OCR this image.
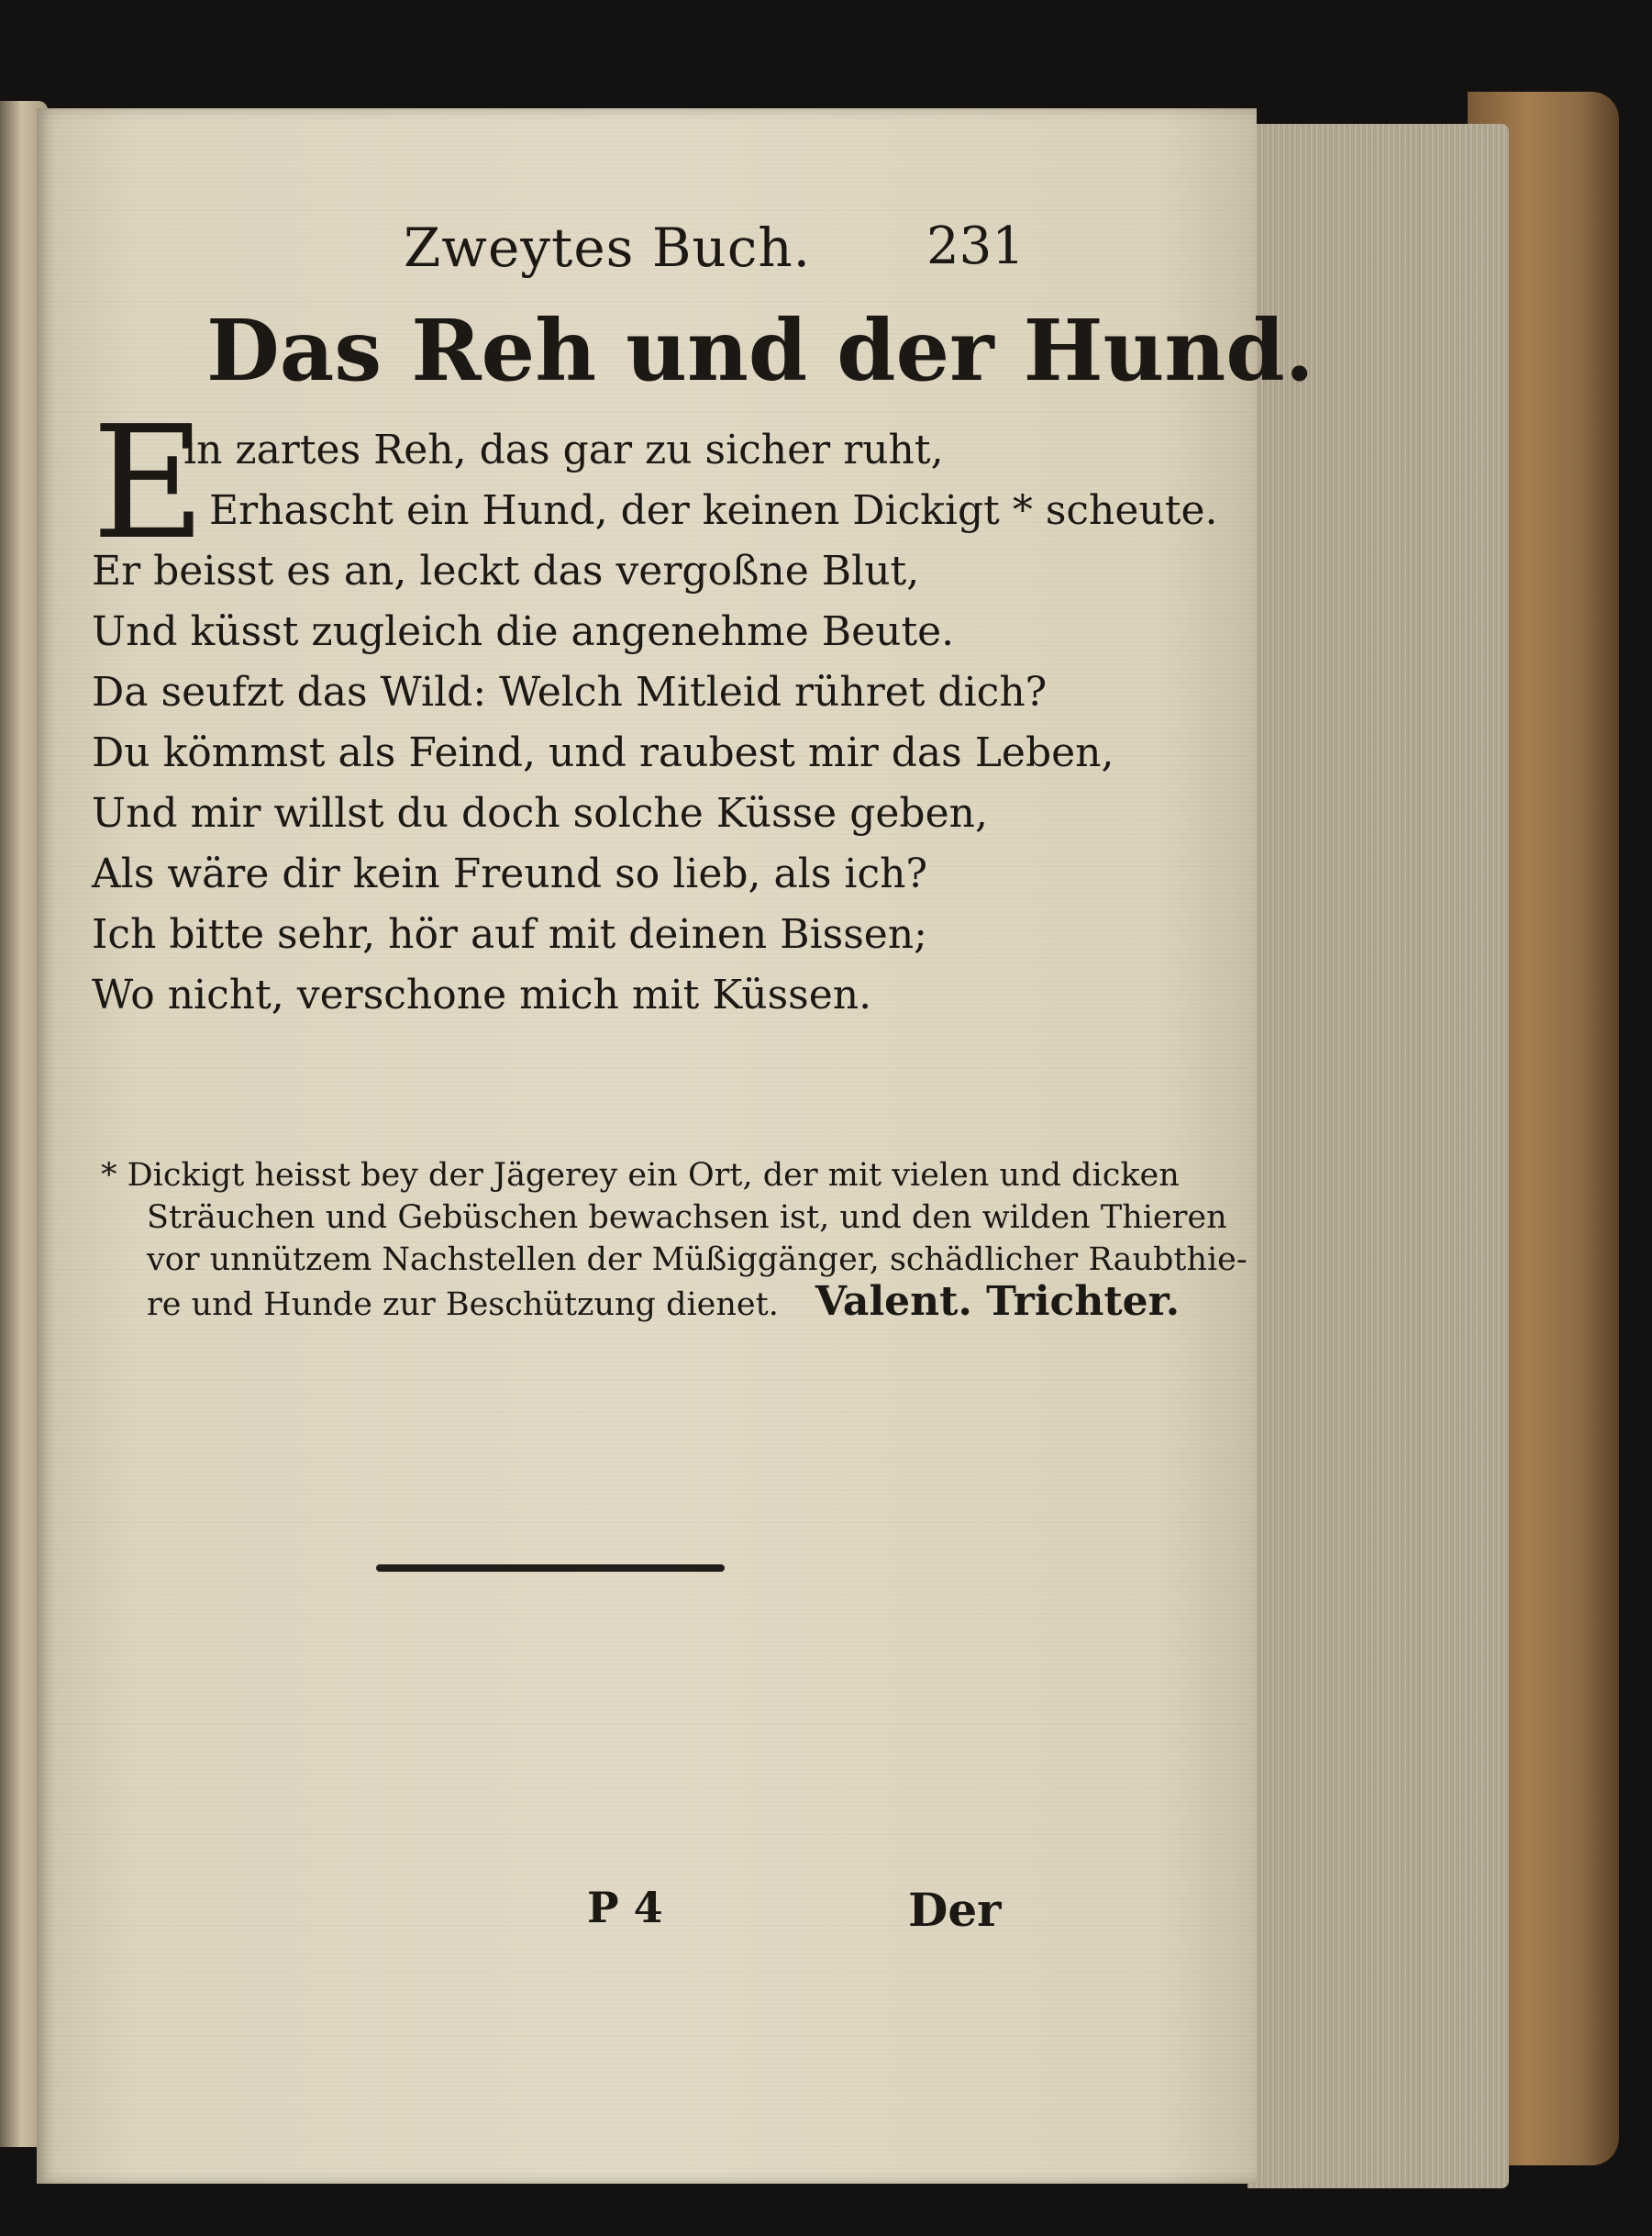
Zweytes Buch. 231
Das Reh und der Hund.
E
in zartes Reh, das gar zu sicher ruht,
Erhascht ein Hund, der keinen Dickigt * scheute.
Er beisst es an, leckt das vergoßne Blut,
Und küsst zugleich die angenehme Beute.
Da seufzt das Wild: Welch Mitleid rühret dich?
Du kömmst als Feind, und raubest mir das Leben,
Und mir willst du doch solche Küsse geben,
Als wäre dir kein Freund so lieb, als ich?
Ich bitte sehr, hör auf mit deinen Bissen;
Wo nicht, verschone mich mit Küssen.
* Dickigt heisst bey der Jägerey ein Ort, der mit vielen und dicken
Sträuchen und Gebüschen bewachsen ist, und den wilden Thieren
vor unnützem Nachstellen der Müßiggänger, schädlicher Raubthie-
re und Hunde zur Beschützung dienet. Valent. Trichter.
P 4	Der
:::
→ **Work to complete**
Without the pictures, output the full listing exactly as it stands.

→ **Written answer**
OCR this image.
Zweytes Buch. 231
Das Reh und der Hund.
E
in zartes Reh, das gar zu sicher ruht,
Erhascht ein Hund, der keinen Dickigt * scheute.
Er beisst es an, leckt das vergoßne Blut,
Und küsst zugleich die angenehme Beute.
Da seufzt das Wild: Welch Mitleid rühret dich?
Du kömmst als Feind, und raubest mir das Leben,
Und mir willst du doch solche Küsse geben,
Als wäre dir kein Freund so lieb, als ich?
Ich bitte sehr, hör auf mit deinen Bissen;
Wo nicht, verschone mich mit Küssen.
* Dickigt heisst bey der Jägerey ein Ort, der mit vielen und dicken
Sträuchen und Gebüschen bewachsen ist, und den wilden Thieren
vor unnützem Nachstellen der Müßiggänger, schädlicher Raubthie-
re und Hunde zur Beschützung dienet. Valent. Trichter.
P 4	Der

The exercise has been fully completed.